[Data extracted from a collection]
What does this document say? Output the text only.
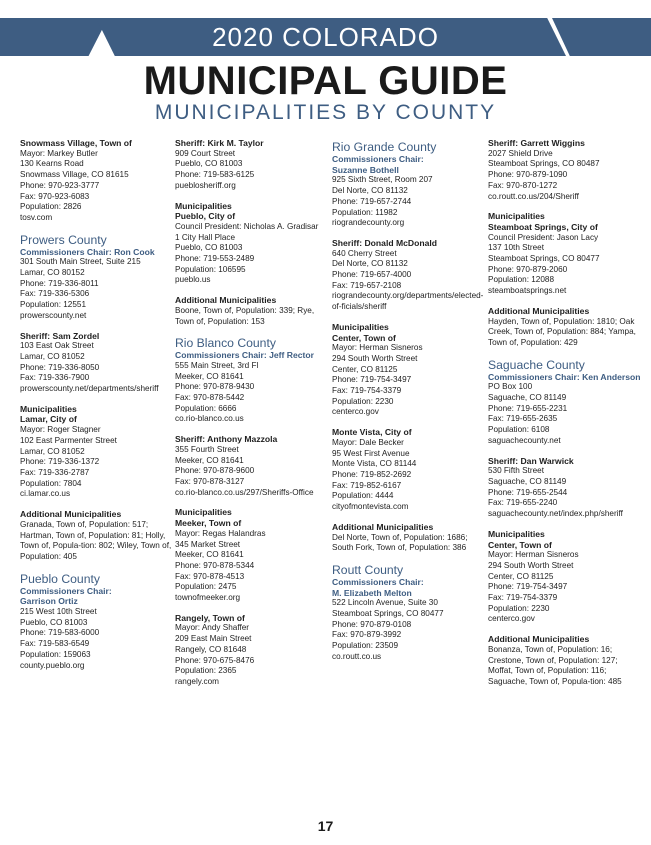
2020 COLORADO
MUNICIPAL GUIDE
MUNICIPALITIES BY COUNTY
Snowmass Village, Town of
Mayor: Markey Butler
130 Kearns Road
Snowmass Village, CO 81615
Phone: 970-923-3777
Fax: 970-923-6083
Population: 2826
tosv.com
Prowers County
Commissioners Chair: Ron Cook
301 South Main Street, Suite 215
Lamar, CO 80152
Phone: 719-336-8011
Fax: 719-336-5306
Population: 12551
prowerscounty.net
Sheriff: Sam Zordel
103 East Oak Street
Lamar, CO 81052
Phone: 719-336-8050
Fax: 719-336-7900
prowerscounty.net/departments/sheriff
Municipalities
Lamar, City of
Mayor: Roger Stagner
102 East Parmenter Street
Lamar, CO 81052
Phone: 719-336-1372
Fax: 719-336-2787
Population: 7804
ci.lamar.co.us
Additional Municipalities
Granada, Town of, Population: 517; Hartman, Town of, Population: 81; Holly, Town of, Popula-tion: 802; Wiley, Town of, Population: 405
Pueblo County
Commissioners Chair:
Garrison Ortiz
215 West 10th Street
Pueblo, CO 81003
Phone: 719-583-6000
Fax: 719-583-6549
Population: 159063
county.pueblo.org
Sheriff: Kirk M. Taylor
909 Court Street
Pueblo, CO 81003
Phone: 719-583-6125
pueblosheriff.org
Municipalities
Pueblo, City of
Council President: Nicholas A. Gradisar
1 City Hall Place
Pueblo, CO 81003
Phone: 719-553-2489
Population: 106595
pueblo.us
Additional Municipalities
Boone, Town of, Population: 339; Rye, Town of, Population: 153
Rio Blanco County
Commissioners Chair: Jeff Rector
555 Main Street, 3rd Fl
Meeker, CO 81641
Phone: 970-878-9430
Fax: 970-878-5442
Population: 6666
co.rio-blanco.co.us
Sheriff: Anthony Mazzola
355 Fourth Street
Meeker, CO 81641
Phone: 970-878-9600
Fax: 970-878-3127
co.rio-blanco.co.us/297/Sheriffs-Office
Municipalities
Meeker, Town of
Mayor: Regas Halandras
345 Market Street
Meeker, CO 81641
Phone: 970-878-5344
Fax: 970-878-4513
Population: 2475
townofmeeker.org
Rangely, Town of
Mayor: Andy Shaffer
209 East Main Street
Rangely, CO 81648
Phone: 970-675-8476
Population: 2365
rangely.com
Rio Grande County
Commissioners Chair:
Suzanne Bothell
925 Sixth Street, Room 207
Del Norte, CO 81132
Phone: 719-657-2744
Population: 11982
riograndecounty.org
Sheriff: Donald McDonald
640 Cherry Street
Del Norte, CO 81132
Phone: 719-657-4000
Fax: 719-657-2108
riograndecounty.org/departments/elected-of-ficials/sheriff
Municipalities
Center, Town of
Mayor: Herman Sisneros
294 South Worth Street
Center, CO 81125
Phone: 719-754-3497
Fax: 719-754-3379
Population: 2230
centerco.gov
Monte Vista, City of
Mayor: Dale Becker
95 West First Avenue
Monte Vista, CO 81144
Phone: 719-852-2692
Fax: 719-852-6167
Population: 4444
cityofmontevista.com
Additional Municipalities
Del Norte, Town of, Population: 1686; South Fork, Town of, Population: 386
Routt County
Commissioners Chair:
M. Elizabeth Melton
522 Lincoln Avenue, Suite 30
Steamboat Springs, CO 80477
Phone: 970-879-0108
Fax: 970-879-3992
Population: 23509
co.routt.co.us
Sheriff: Garrett Wiggins
2027 Shield Drive
Steamboat Springs, CO 80487
Phone: 970-879-1090
Fax: 970-870-1272
co.routt.co.us/204/Sheriff
Municipalities
Steamboat Springs, City of
Council President: Jason Lacy
137 10th Street
Steamboat Springs, CO 80477
Phone: 970-879-2060
Population: 12088
steamboatsprings.net
Additional Municipalities
Hayden, Town of, Population: 1810; Oak Creek, Town of, Population: 884; Yampa, Town of, Population: 429
Saguache County
Commissioners Chair: Ken Anderson
PO Box 100
Saguache, CO 81149
Phone: 719-655-2231
Fax: 719-655-2635
Population: 6108
saguachecounty.net
Sheriff: Dan Warwick
530 Fifth Street
Saguache, CO 81149
Phone: 719-655-2544
Fax: 719-655-2240
saguachecounty.net/index.php/sheriff
Municipalities
Center, Town of
Mayor: Herman Sisneros
294 South Worth Street
Center, CO 81125
Phone: 719-754-3497
Fax: 719-754-3379
Population: 2230
centerco.gov
Additional Municipalities
Bonanza, Town of, Population: 16; Crestone, Town of, Population: 127; Moffat, Town of, Population: 116; Saguache, Town of, Popula-tion: 485
17
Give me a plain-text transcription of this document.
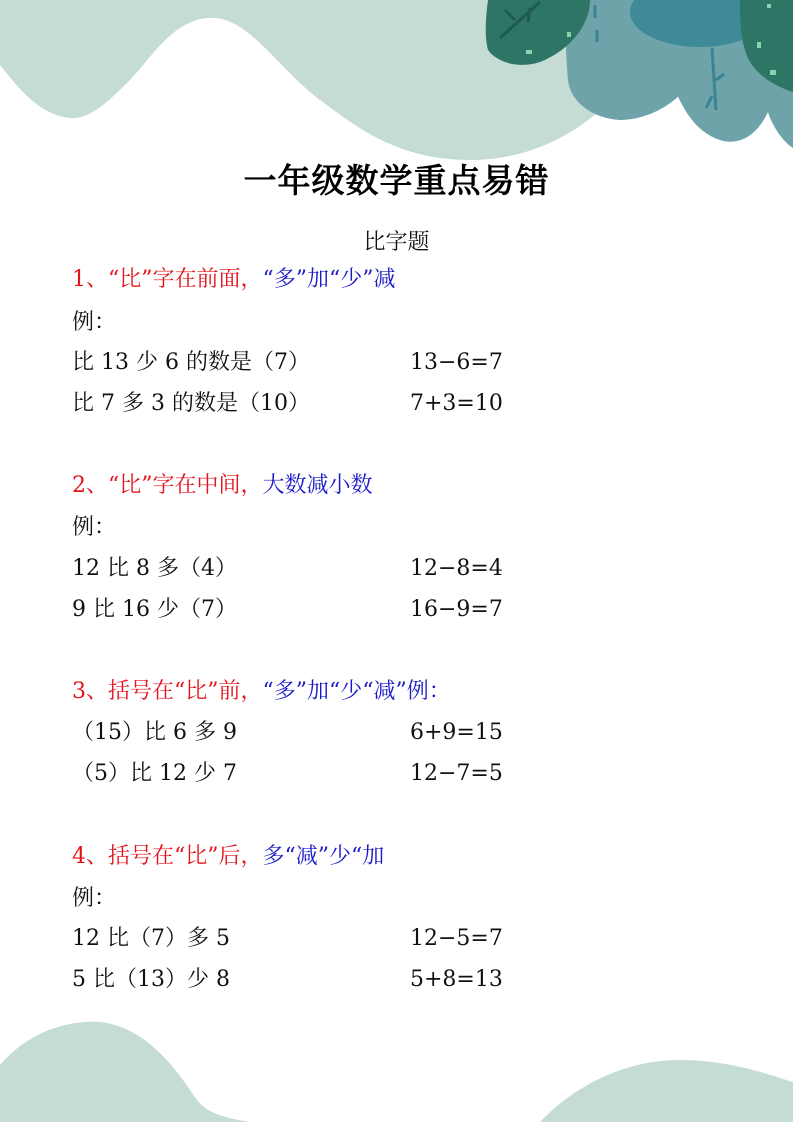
一年级数学重点易错
比字题
1、“比”字在前面，“多”加“少”减
例：
比 13 少 6 的数是（7）	13−6=7
比 7 多 3 的数是（10）	7+3=10
2、“比”字在中间，大数减小数
例：
12 比 8 多（4）	12−8=4
9 比 16 少（7）	16−9=7
3、括号在“比”前，“多”加“少“减”例：
（15）比 6 多 9	6+9=15
（5）比 12 少 7	12−7=5
4、括号在“比”后，多“减”少“加
例：
12 比（7）多 5	12−5=7
5 比（13）少 8	5+8=13
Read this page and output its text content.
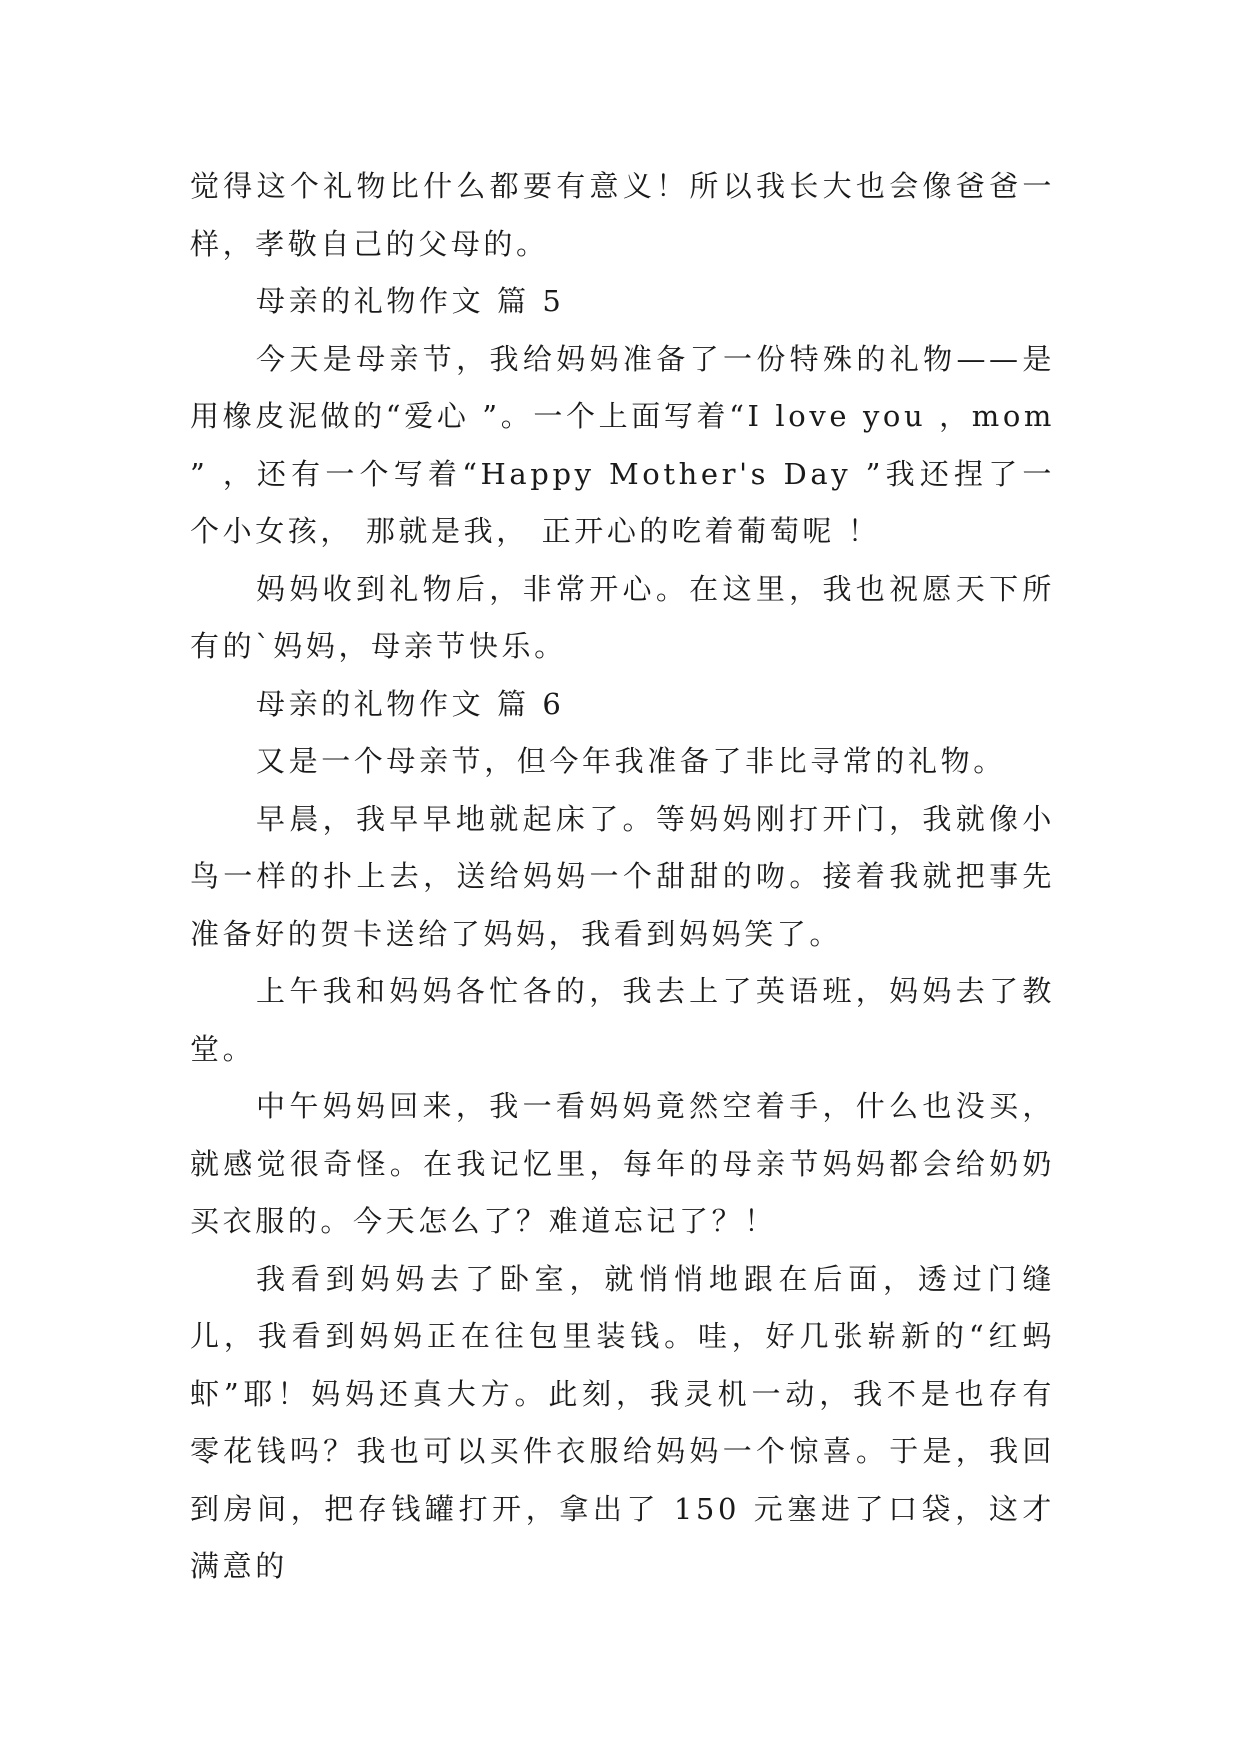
觉得这个礼物比什么都要有意义！所以我长大也会像爸爸一样，孝敬自己的父母的。

母亲的礼物作文 篇 5

今天是母亲节，我给妈妈准备了一份特殊的礼物——是用橡皮泥做的“爱心 ”。一个上面写着“I love you ，mom ” ，还有一个写着“Happy Mother's Day ”我还捏了一个小女孩， 那就是我， 正开心的吃着葡萄呢 ！

妈妈收到礼物后，非常开心。在这里，我也祝愿天下所有的`妈妈，母亲节快乐。

母亲的礼物作文 篇 6

又是一个母亲节，但今年我准备了非比寻常的礼物。

早晨，我早早地就起床了。等妈妈刚打开门，我就像小鸟一样的扑上去，送给妈妈一个甜甜的吻。接着我就把事先准备好的贺卡送给了妈妈，我看到妈妈笑了。

上午我和妈妈各忙各的，我去上了英语班，妈妈去了教堂。

中午妈妈回来，我一看妈妈竟然空着手，什么也没买，就感觉很奇怪。在我记忆里，每年的母亲节妈妈都会给奶奶买衣服的。今天怎么了？难道忘记了？！

我看到妈妈去了卧室，就悄悄地跟在后面，透过门缝儿，我看到妈妈正在往包里装钱。哇，好几张崭新的“红蚂虾”耶！妈妈还真大方。此刻，我灵机一动，我不是也存有零花钱吗？我也可以买件衣服给妈妈一个惊喜。于是，我回到房间，把存钱罐打开，拿出了 150 元塞进了口袋，这才满意的
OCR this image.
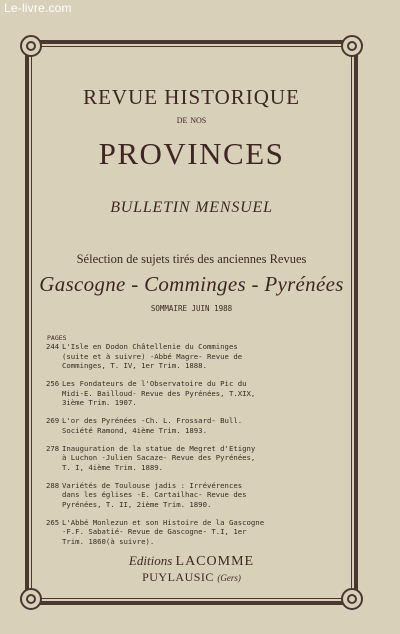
Le-livre.com
REVUE HISTORIQUE
de nos
PROVINCES
BULLETIN MENSUEL
Sélection de sujets tirés des anciennes Revues
Gascogne - Comminges - Pyrénées
SOMMAIRE JUIN 1988
PAGES
244 L'Isle en Dodon Châtellenie du Comminges
(suite et à suivre) -Abbé Magre- Revue de
Comminges, T. IV, 1er Trim. 1888.
256 Les Fondateurs de l'Observatoire du Pic du
Midi-E. Bailloud- Revue des Pyrénées, T.XIX,
3ième Trim. 1907.
269 L'or des Pyrénées -Ch. L. Frossard- Bull.
Société Ramond, 4ième Trim. 1893.
278 Inauguration de la statue de Megret d'Etigny
à Luchon -Julien Sacaze- Revue des Pyrénées,
T. I, 4ième Trim. 1889.
288 Variétés de Toulouse jadis : Irrévérences
dans les églises -E. Cartailhac- Revue des
Pyrénées, T. II, 2ième Trim. 1890.
265 L'Abbé Monlezun et son Histoire de la Gascogne
-F.F. Sabatié- Revue de Gascogne- T.I, 1er
Trim. 1860(à suivre).
Editions LACOMME
PUYLAUSIC (Gers)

GIVEN REQUEST :: Collect the lines of the data that carry the word "text".

COMPLETE RESPONSE ::
What does this document say? Output the text only.
Give me a plain-text transcription of this document.
Read this page and output its text content.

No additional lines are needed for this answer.